Supplied data -
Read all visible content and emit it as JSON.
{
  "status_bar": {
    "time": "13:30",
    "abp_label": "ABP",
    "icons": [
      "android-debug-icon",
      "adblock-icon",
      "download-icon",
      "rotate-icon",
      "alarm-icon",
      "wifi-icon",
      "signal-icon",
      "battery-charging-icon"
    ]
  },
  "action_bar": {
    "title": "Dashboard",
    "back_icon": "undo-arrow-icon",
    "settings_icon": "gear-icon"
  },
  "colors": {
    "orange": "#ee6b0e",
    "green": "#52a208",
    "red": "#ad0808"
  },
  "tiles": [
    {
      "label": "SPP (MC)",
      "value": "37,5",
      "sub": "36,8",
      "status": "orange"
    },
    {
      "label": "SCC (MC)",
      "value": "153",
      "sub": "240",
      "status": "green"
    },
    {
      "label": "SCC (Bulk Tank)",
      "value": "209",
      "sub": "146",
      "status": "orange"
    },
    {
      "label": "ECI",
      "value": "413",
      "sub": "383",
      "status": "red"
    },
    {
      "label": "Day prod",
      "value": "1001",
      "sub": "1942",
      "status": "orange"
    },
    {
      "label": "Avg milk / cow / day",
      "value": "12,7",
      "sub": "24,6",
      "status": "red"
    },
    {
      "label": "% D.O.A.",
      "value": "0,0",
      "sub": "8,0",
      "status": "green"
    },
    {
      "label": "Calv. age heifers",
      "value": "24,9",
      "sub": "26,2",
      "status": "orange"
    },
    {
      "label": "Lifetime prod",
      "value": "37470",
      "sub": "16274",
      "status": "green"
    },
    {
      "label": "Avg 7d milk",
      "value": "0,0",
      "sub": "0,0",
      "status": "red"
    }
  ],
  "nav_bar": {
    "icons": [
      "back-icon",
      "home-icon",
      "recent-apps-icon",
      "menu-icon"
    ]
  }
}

Goal -
From the listing above, extract all records word for word.

The response -
Read all visible content and emit it as JSON.
{
  "status_bar": {
    "time": "13:30",
    "abp_label": "ABP",
    "icons": [
      "android-debug-icon",
      "adblock-icon",
      "download-icon",
      "rotate-icon",
      "alarm-icon",
      "wifi-icon",
      "signal-icon",
      "battery-charging-icon"
    ]
  },
  "action_bar": {
    "title": "Dashboard",
    "back_icon": "undo-arrow-icon",
    "settings_icon": "gear-icon"
  },
  "colors": {
    "orange": "#ee6b0e",
    "green": "#52a208",
    "red": "#ad0808"
  },
  "tiles": [
    {
      "label": "SPP (MC)",
      "value": "37,5",
      "sub": "36,8",
      "status": "orange"
    },
    {
      "label": "SCC (MC)",
      "value": "153",
      "sub": "240",
      "status": "green"
    },
    {
      "label": "SCC (Bulk Tank)",
      "value": "209",
      "sub": "146",
      "status": "orange"
    },
    {
      "label": "ECI",
      "value": "413",
      "sub": "383",
      "status": "red"
    },
    {
      "label": "Day prod",
      "value": "1001",
      "sub": "1942",
      "status": "orange"
    },
    {
      "label": "Avg milk / cow / day",
      "value": "12,7",
      "sub": "24,6",
      "status": "red"
    },
    {
      "label": "% D.O.A.",
      "value": "0,0",
      "sub": "8,0",
      "status": "green"
    },
    {
      "label": "Calv. age heifers",
      "value": "24,9",
      "sub": "26,2",
      "status": "orange"
    },
    {
      "label": "Lifetime prod",
      "value": "37470",
      "sub": "16274",
      "status": "green"
    },
    {
      "label": "Avg 7d milk",
      "value": "0,0",
      "sub": "0,0",
      "status": "red"
    }
  ],
  "nav_bar": {
    "icons": [
      "back-icon",
      "home-icon",
      "recent-apps-icon",
      "menu-icon"
    ]
  }
}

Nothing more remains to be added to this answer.